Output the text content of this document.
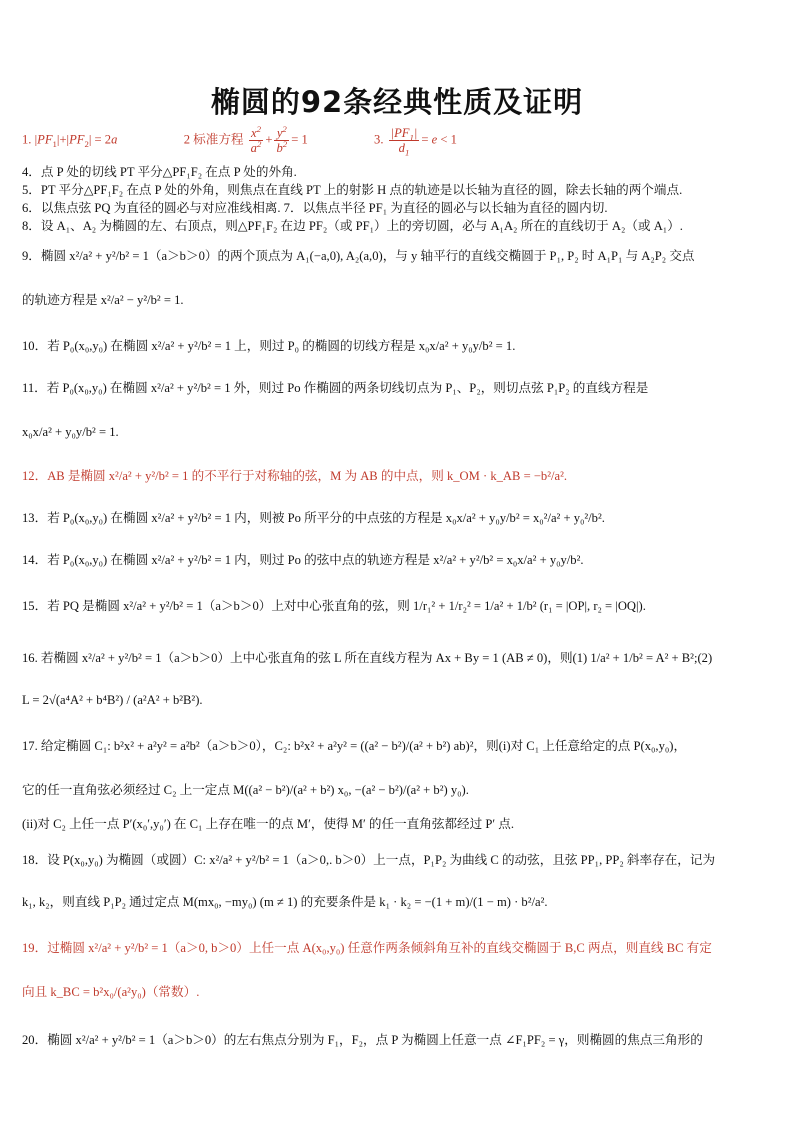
椭圆的92条经典性质及证明
1. $|PF_1|+|PF_2| = 2a$	2 标准方程 $\frac{x^2}{a^2} + \frac{y^2}{b^2} = 1$	3. $\frac{|PF_1|}{d_1} = e < 1$
4．点 P 处的切线 PT 平分△PF₁F₂ 在点 P 处的外角.
5．PT 平分△PF₁F₂ 在点 P 处的外角，则焦点在直线 PT 上的射影 H 点的轨迹是以长轴为直径的圆，除去长轴的两个端点.
6．以焦点弦 PQ 为直径的圆必与对应准线相离. 7．以焦点半径 PF₁ 为直径的圆必与以长轴为直径的圆内切.
8．设 A₁、A₂ 为椭圆的左、右顶点，则△PF₁F₂ 在边 PF₂（或 PF₁）上的旁切圆，必与 A₁A₂ 所在的直线切于 A₂（或 A₁）.
9．椭圆 x²/a² + y²/b² = 1（a＞b＞0）的两个顶点为 A₁(−a,0), A₂(a,0)，与 y 轴平行的直线交椭圆于 P₁, P₂ 时 A₁P₁ 与 A₂P₂ 交点
的轨迹方程是 x²/a² − y²/b² = 1.
10．若 P₀(x₀,y₀) 在椭圆 x²/a² + y²/b² = 1 上，则过 P₀ 的椭圆的切线方程是 x₀x/a² + y₀y/b² = 1.
11．若 P₀(x₀,y₀) 在椭圆 x²/a² + y²/b² = 1 外，则过 Po 作椭圆的两条切线切点为 P₁、P₂，则切点弦 P₁P₂ 的直线方程是
x₀x/a² + y₀y/b² = 1.
12．AB 是椭圆 x²/a² + y²/b² = 1 的不平行于对称轴的弦，M 为 AB 的中点，则 k_OM · k_AB = −b²/a².
13．若 P₀(x₀,y₀) 在椭圆 x²/a² + y²/b² = 1 内，则被 Po 所平分的中点弦的方程是 x₀x/a² + y₀y/b² = x₀²/a² + y₀²/b².
14．若 P₀(x₀,y₀) 在椭圆 x²/a² + y²/b² = 1 内，则过 Po 的弦中点的轨迹方程是 x²/a² + y²/b² = x₀x/a² + y₀y/b².
15．若 PQ 是椭圆 x²/a² + y²/b² = 1（a＞b＞0）上对中心张直角的弦，则 1/r₁² + 1/r₂² = 1/a² + 1/b² (r₁ = |OP|, r₂ = |OQ|).
16. 若椭圆 x²/a² + y²/b² = 1（a＞b＞0）上中心张直角的弦 L 所在直线方程为 Ax + By = 1 (AB ≠ 0)，则(1) 1/a² + 1/b² = A² + B²;(2)
L = 2√(a⁴A² + b⁴B²) / (a²A² + b²B²).
17. 给定椭圆 C₁: b²x² + a²y² = a²b²（a＞b＞0），C₂: b²x² + a²y² = ((a² − b²)/(a² + b²) ab)²，则(i)对 C₁ 上任意给定的点 P(x₀,y₀)，
它的任一直角弦必须经过 C₂ 上一定点 M((a² − b²)/(a² + b²) x₀, −(a² − b²)/(a² + b²) y₀).
(ii)对 C₂ 上任一点 P′(x₀′,y₀′) 在 C₁ 上存在唯一的点 M′，使得 M′ 的任一直角弦都经过 P′ 点.
18．设 P(x₀,y₀) 为椭圆（或圆）C: x²/a² + y²/b² = 1（a＞0,. b＞0）上一点，P₁P₂ 为曲线 C 的动弦，且弦 PP₁, PP₂ 斜率存在，记为
k₁, k₂，则直线 P₁P₂ 通过定点 M(mx₀, −my₀) (m ≠ 1) 的充要条件是 k₁ · k₂ = −(1 + m)/(1 − m) · b²/a².
19．过椭圆 x²/a² + y²/b² = 1（a＞0, b＞0）上任一点 A(x₀,y₀) 任意作两条倾斜角互补的直线交椭圆于 B,C 两点，则直线 BC 有定
向且 k_BC = b²x₀/(a²y₀)（常数）.
20．椭圆 x²/a² + y²/b² = 1（a＞b＞0）的左右焦点分别为 F₁，F₂，点 P 为椭圆上任意一点 ∠F₁PF₂ = γ，则椭圆的焦点三角形的
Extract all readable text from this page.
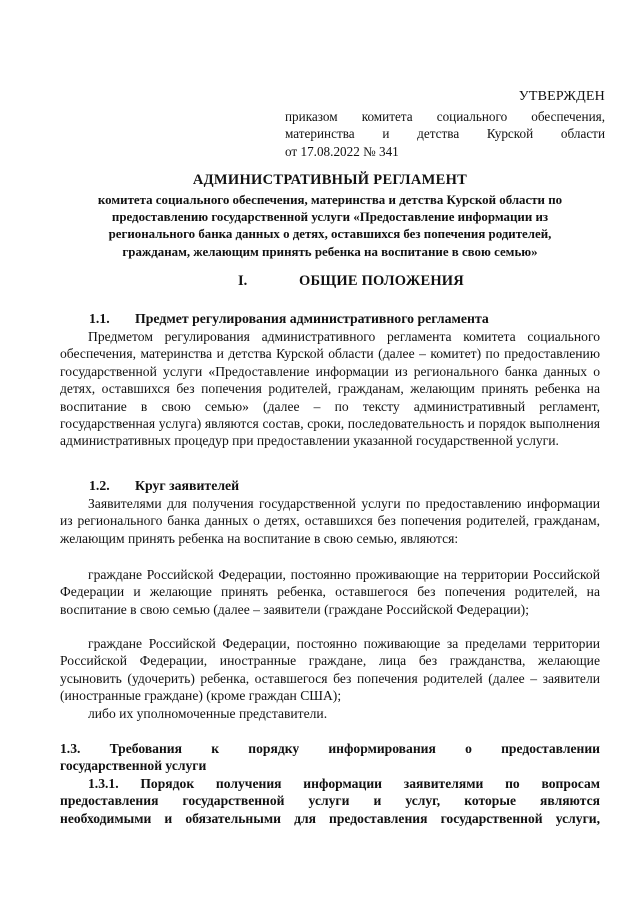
УТВЕРЖДЕН
приказом комитета социального обеспечения,
материнства и детства Курской области
от 17.08.2022 № 341
АДМИНИСТРАТИВНЫЙ РЕГЛАМЕНТ
комитета социального обеспечения, материнства и детства Курской области по
предоставлению государственной услуги «Предоставление информации из
регионального банка данных о детях, оставшихся без попечения родителей,
гражданам, желающим принять ребенка на воспитание в свою семью»
I.	ОБЩИЕ ПОЛОЖЕНИЯ
1.1. Предмет регулирования административного регламента
Предметом регулирования административного регламента комитета социального обеспечения, материнства и детства Курской области (далее – комитет) по предоставлению государственной услуги «Предоставление информации из регионального банка данных о детях, оставшихся без попечения родителей, гражданам, желающим принять ребенка на воспитание в свою семью» (далее – по тексту административный регламент, государственная услуга) являются состав, сроки, последовательность и порядок выполнения административных процедур при предоставлении указанной государственной услуги.
1.2. Круг заявителей
Заявителями для получения государственной услуги по предоставлению информации из регионального банка данных о детях, оставшихся без попечения родителей, гражданам, желающим принять ребенка на воспитание в свою семью, являются:
граждане Российской Федерации, постоянно проживающие на территории Российской Федерации и желающие принять ребенка, оставшегося без попечения родителей, на воспитание в свою семью (далее – заявители (граждане Российской Федерации);
граждане Российской Федерации, постоянно поживающие за пределами территории Российской Федерации, иностранные граждане, лица без гражданства, желающие усыновить (удочерить) ребенка, оставшегося без попечения родителей (далее – заявители (иностранные граждане) (кроме граждан США);
либо их уполномоченные представители.
1.3. Требования к порядку информирования о предоставлении
государственной услуги
1.3.1. Порядок получения информации заявителями по вопросам
предоставления государственной услуги и услуг, которые являются
необходимыми и обязательными для предоставления государственной услуги,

=== Aim of the exercise ===
Tally the lines in the records above that contain the word "банка", and give only that number.

=== Answer to the exercise ===
3